■ **Data for the task**
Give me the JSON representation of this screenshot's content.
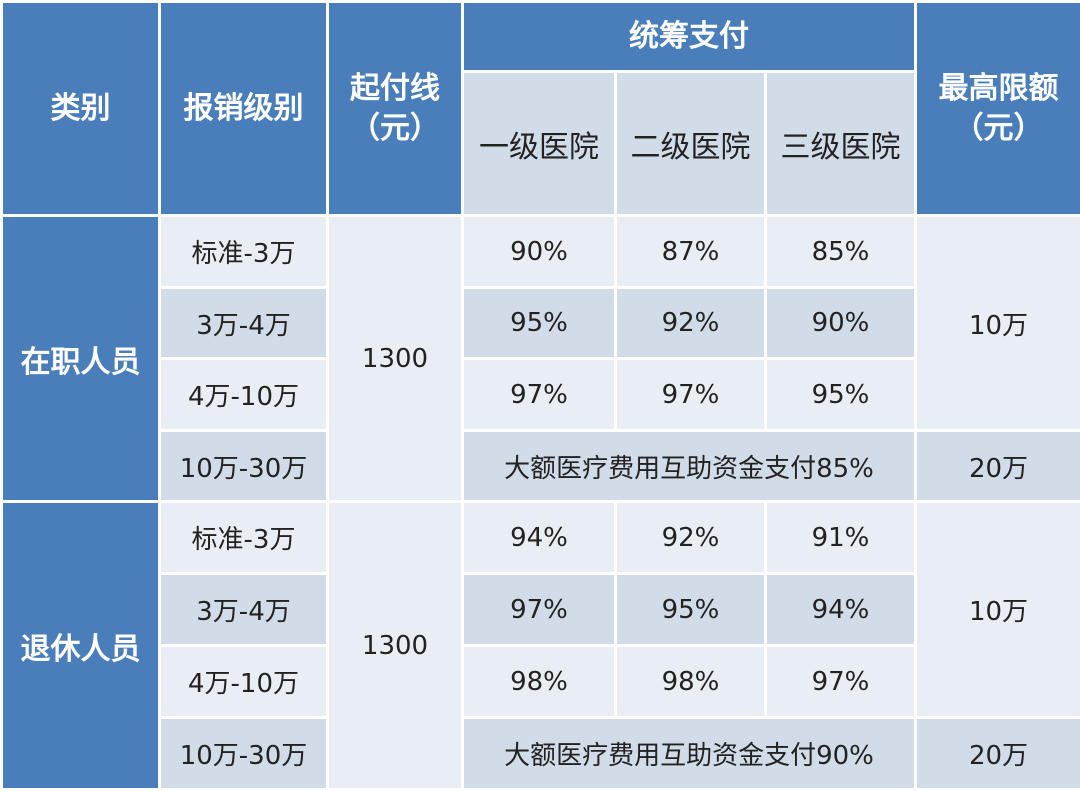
{
  "header": {
    "category": "类别",
    "level": "报销级别",
    "threshold_line1": "起付线",
    "threshold_line2": "（元）",
    "pooled_payment": "统筹支付",
    "hospital_1": "一级医院",
    "hospital_2": "二级医院",
    "hospital_3": "三级医院",
    "max_line1": "最高限额",
    "max_line2": "（元）"
  },
  "groups": [
    {
      "category": "在职人员",
      "threshold": "1300",
      "rows": [
        {
          "level": "标准-3万",
          "h1": "90%",
          "h2": "87%",
          "h3": "85%"
        },
        {
          "level": "3万-4万",
          "h1": "95%",
          "h2": "92%",
          "h3": "90%"
        },
        {
          "level": "4万-10万",
          "h1": "97%",
          "h2": "97%",
          "h3": "95%"
        }
      ],
      "max_main": "10万",
      "big_level": "10万-30万",
      "big_payment": "大额医疗费用互助资金支付85%",
      "big_max": "20万"
    },
    {
      "category": "退休人员",
      "threshold": "1300",
      "rows": [
        {
          "level": "标准-3万",
          "h1": "94%",
          "h2": "92%",
          "h3": "91%"
        },
        {
          "level": "3万-4万",
          "h1": "97%",
          "h2": "95%",
          "h3": "94%"
        },
        {
          "level": "4万-10万",
          "h1": "98%",
          "h2": "98%",
          "h3": "97%"
        }
      ],
      "max_main": "10万",
      "big_level": "10万-30万",
      "big_payment": "大额医疗费用互助资金支付90%",
      "big_max": "20万"
    }
  ],
  "colors": {
    "header_blue": "#4a7ebb",
    "band_dark": "#d2dbe8",
    "band_light": "#e9edf4"
  }
}
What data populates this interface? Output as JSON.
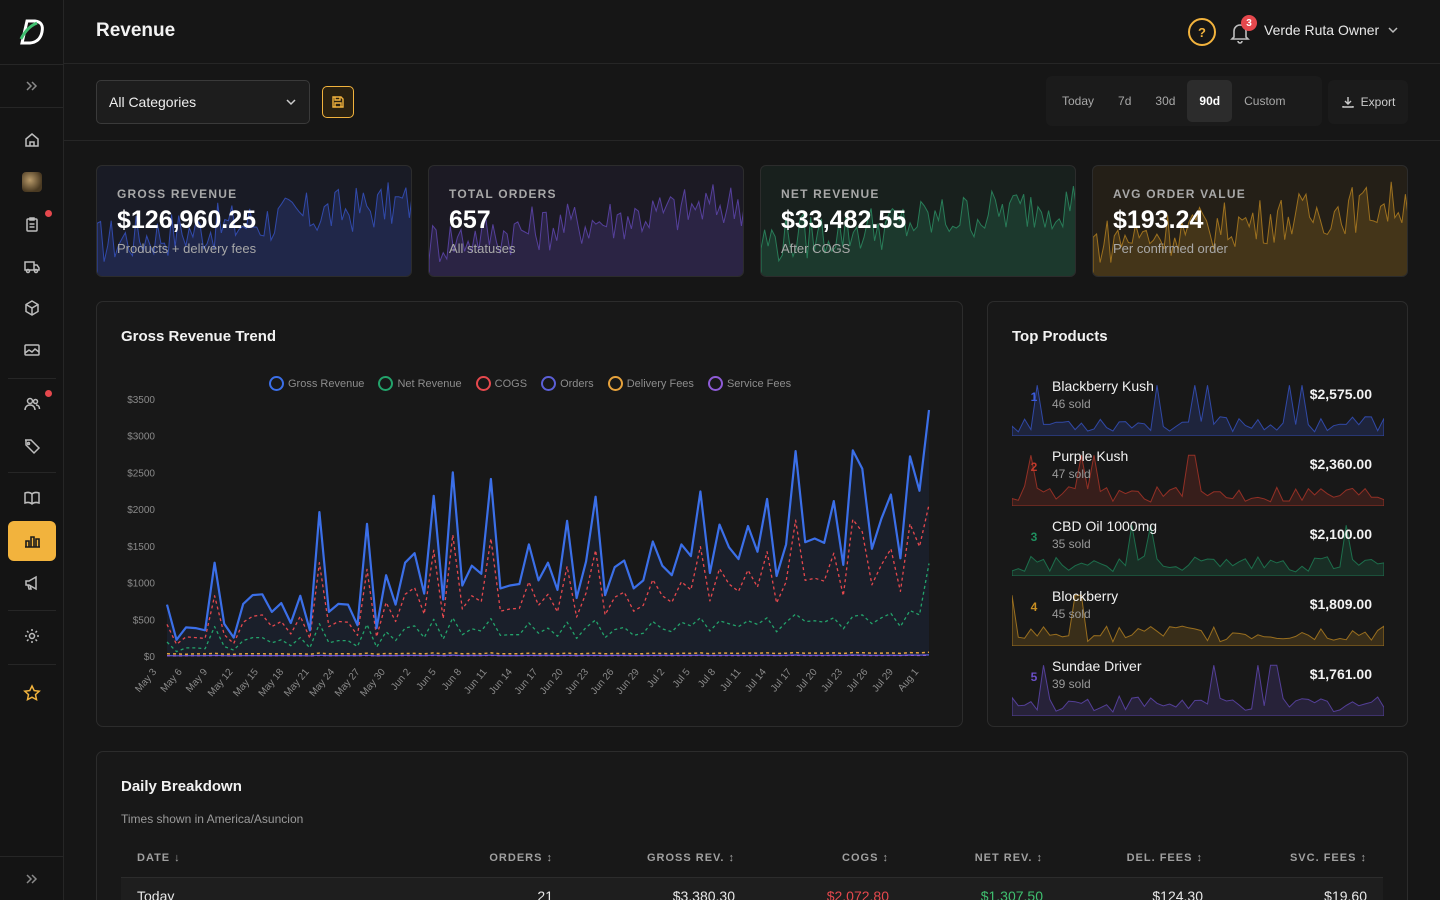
{
  "page": {
    "title": "Revenue"
  },
  "user": {
    "name": "Verde Ruta Owner",
    "notifications": "3"
  },
  "filters": {
    "category": "All Categories",
    "ranges": [
      "Today",
      "7d",
      "30d",
      "90d",
      "Custom"
    ],
    "active_range": "90d",
    "export_label": "Export"
  },
  "stats": [
    {
      "label": "GROSS REVENUE",
      "value": "$126,960.25",
      "sub": "Products + delivery fees",
      "color": "#3b5bdb"
    },
    {
      "label": "TOTAL ORDERS",
      "value": "657",
      "sub": "All statuses",
      "color": "#6b4fc8"
    },
    {
      "label": "NET REVENUE",
      "value": "$33,482.55",
      "sub": "After COGS",
      "color": "#2f9e6e"
    },
    {
      "label": "AVG ORDER VALUE",
      "value": "$193.24",
      "sub": "Per confirmed order",
      "color": "#c98f22"
    }
  ],
  "trend": {
    "title": "Gross Revenue Trend",
    "legend": [
      {
        "name": "Gross Revenue",
        "color": "#3b6fe8"
      },
      {
        "name": "Net Revenue",
        "color": "#23a36b"
      },
      {
        "name": "COGS",
        "color": "#e5484d"
      },
      {
        "name": "Orders",
        "color": "#5b5fd6"
      },
      {
        "name": "Delivery Fees",
        "color": "#e6a23c"
      },
      {
        "name": "Service Fees",
        "color": "#8e5bd6"
      }
    ]
  },
  "chart_data": {
    "type": "line",
    "title": "Gross Revenue Trend",
    "yticks": [
      "$0",
      "$500",
      "$1000",
      "$1500",
      "$2000",
      "$2500",
      "$3000",
      "$3500"
    ],
    "ylim": [
      0,
      3500
    ],
    "xticks": [
      "May 3",
      "May 6",
      "May 9",
      "May 12",
      "May 15",
      "May 18",
      "May 21",
      "May 24",
      "May 27",
      "May 30",
      "Jun 2",
      "Jun 5",
      "Jun 8",
      "Jun 11",
      "Jun 14",
      "Jun 17",
      "Jun 20",
      "Jun 23",
      "Jun 26",
      "Jun 29",
      "Jul 2",
      "Jul 5",
      "Jul 8",
      "Jul 11",
      "Jul 14",
      "Jul 17",
      "Jul 20",
      "Jul 23",
      "Jul 26",
      "Jul 29",
      "Aug 1"
    ],
    "series": [
      {
        "name": "Gross Revenue",
        "values": [
          700,
          220,
          390,
          380,
          350,
          1270,
          440,
          250,
          710,
          830,
          840,
          600,
          720,
          450,
          820,
          350,
          1960,
          600,
          710,
          700,
          420,
          1800,
          380,
          1100,
          700,
          1270,
          1400,
          850,
          2180,
          770,
          2500,
          960,
          1230,
          1120,
          2410,
          920,
          960,
          980,
          1520,
          1030,
          1270,
          900,
          1840,
          790,
          1290,
          2170,
          830,
          1210,
          1300,
          920,
          1030,
          1560,
          1230,
          1100,
          1520,
          1360,
          2240,
          1130,
          1790,
          1480,
          1320,
          1770,
          1420,
          2140,
          1090,
          1520,
          2790,
          1550,
          1600,
          1540,
          2110,
          1240,
          2800,
          2550,
          1460,
          1870,
          2200,
          1330,
          2720,
          2250,
          3350
        ]
      },
      {
        "name": "COGS",
        "values": [
          430,
          160,
          260,
          250,
          240,
          820,
          290,
          170,
          460,
          540,
          560,
          400,
          470,
          300,
          540,
          240,
          1270,
          400,
          470,
          460,
          280,
          1180,
          260,
          730,
          470,
          840,
          930,
          570,
          1440,
          510,
          1650,
          640,
          820,
          740,
          1600,
          610,
          640,
          650,
          1010,
          690,
          840,
          600,
          1220,
          530,
          860,
          1440,
          560,
          800,
          870,
          610,
          690,
          1040,
          820,
          730,
          1010,
          900,
          1490,
          750,
          1190,
          980,
          880,
          1170,
          940,
          1420,
          720,
          1010,
          1850,
          1030,
          1060,
          1020,
          1400,
          820,
          1860,
          1690,
          970,
          1240,
          1460,
          880,
          1800,
          1490,
          2060
        ]
      },
      {
        "name": "Net Revenue",
        "values": [
          190,
          60,
          110,
          110,
          100,
          400,
          130,
          80,
          210,
          250,
          250,
          180,
          220,
          140,
          250,
          110,
          440,
          180,
          210,
          210,
          130,
          430,
          120,
          330,
          210,
          380,
          410,
          250,
          500,
          230,
          520,
          290,
          370,
          340,
          510,
          280,
          290,
          290,
          450,
          310,
          380,
          270,
          460,
          240,
          390,
          490,
          250,
          360,
          390,
          280,
          310,
          470,
          370,
          330,
          460,
          410,
          520,
          340,
          480,
          440,
          400,
          480,
          430,
          520,
          330,
          460,
          570,
          470,
          480,
          460,
          520,
          370,
          540,
          560,
          440,
          520,
          580,
          400,
          620,
          560,
          1260
        ]
      },
      {
        "name": "Delivery Fees",
        "values": [
          30,
          28,
          25,
          30,
          28,
          35,
          26,
          25,
          30,
          32,
          30,
          28,
          30,
          26,
          32,
          25,
          40,
          28,
          30,
          30,
          26,
          38,
          25,
          34,
          30,
          34,
          36,
          30,
          42,
          28,
          44,
          30,
          34,
          32,
          42,
          30,
          30,
          30,
          38,
          32,
          34,
          30,
          40,
          28,
          34,
          40,
          30,
          34,
          34,
          30,
          32,
          38,
          34,
          32,
          38,
          36,
          42,
          32,
          40,
          38,
          36,
          40,
          38,
          42,
          34,
          38,
          46,
          38,
          40,
          38,
          42,
          34,
          46,
          44,
          38,
          40,
          42,
          36,
          46,
          42,
          50
        ]
      },
      {
        "name": "Orders",
        "values": [
          5,
          3,
          4,
          4,
          4,
          8,
          4,
          3,
          5,
          6,
          6,
          5,
          5,
          4,
          6,
          3,
          10,
          5,
          5,
          5,
          4,
          9,
          3,
          7,
          5,
          8,
          8,
          6,
          11,
          5,
          12,
          6,
          8,
          7,
          11,
          6,
          6,
          6,
          9,
          7,
          8,
          6,
          10,
          5,
          8,
          10,
          6,
          8,
          8,
          6,
          7,
          9,
          8,
          7,
          9,
          8,
          11,
          7,
          10,
          9,
          8,
          10,
          9,
          11,
          7,
          9,
          13,
          9,
          10,
          9,
          11,
          8,
          13,
          12,
          9,
          10,
          11,
          8,
          13,
          12,
          15
        ]
      },
      {
        "name": "Service Fees",
        "values": [
          3,
          2,
          3,
          3,
          3,
          5,
          3,
          2,
          4,
          4,
          4,
          3,
          4,
          3,
          4,
          2,
          6,
          3,
          4,
          4,
          3,
          6,
          2,
          5,
          4,
          5,
          5,
          4,
          7,
          3,
          7,
          4,
          5,
          4,
          7,
          4,
          4,
          4,
          6,
          4,
          5,
          4,
          6,
          3,
          5,
          6,
          4,
          5,
          5,
          4,
          4,
          6,
          5,
          4,
          6,
          5,
          7,
          4,
          6,
          6,
          5,
          6,
          5,
          7,
          4,
          6,
          8,
          6,
          6,
          6,
          7,
          5,
          8,
          7,
          6,
          6,
          7,
          5,
          8,
          7,
          9
        ]
      }
    ]
  },
  "top_products": {
    "title": "Top Products",
    "items": [
      {
        "rank": "1",
        "name": "Blackberry Kush",
        "sold": "46 sold",
        "amount": "$2,575.00",
        "color": "#3b5bdb"
      },
      {
        "rank": "2",
        "name": "Purple Kush",
        "sold": "47 sold",
        "amount": "$2,360.00",
        "color": "#c0392b"
      },
      {
        "rank": "3",
        "name": "CBD Oil 1000mg",
        "sold": "35 sold",
        "amount": "$2,100.00",
        "color": "#1f8f5f"
      },
      {
        "rank": "4",
        "name": "Blockberry",
        "sold": "45 sold",
        "amount": "$1,809.00",
        "color": "#c98f22"
      },
      {
        "rank": "5",
        "name": "Sundae Driver",
        "sold": "39 sold",
        "amount": "$1,761.00",
        "color": "#6b4fc8"
      }
    ]
  },
  "daily": {
    "title": "Daily Breakdown",
    "subtitle": "Times shown in America/Asuncion",
    "columns": [
      "DATE ↓",
      "ORDERS ↕",
      "GROSS REV. ↕",
      "COGS ↕",
      "NET REV. ↕",
      "DEL. FEES ↕",
      "SVC. FEES ↕"
    ],
    "rows": [
      {
        "date": "Today",
        "orders": "21",
        "gross": "$3,380.30",
        "cogs": "$2,072.80",
        "net": "$1,307.50",
        "del": "$124.30",
        "svc": "$19.60"
      }
    ]
  }
}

■ **Given request**
Pick out each line that holds the string "Kush".

■ **Solution for this exercise**
        "name": "Blackberry Kush",
        "name": "Purple Kush",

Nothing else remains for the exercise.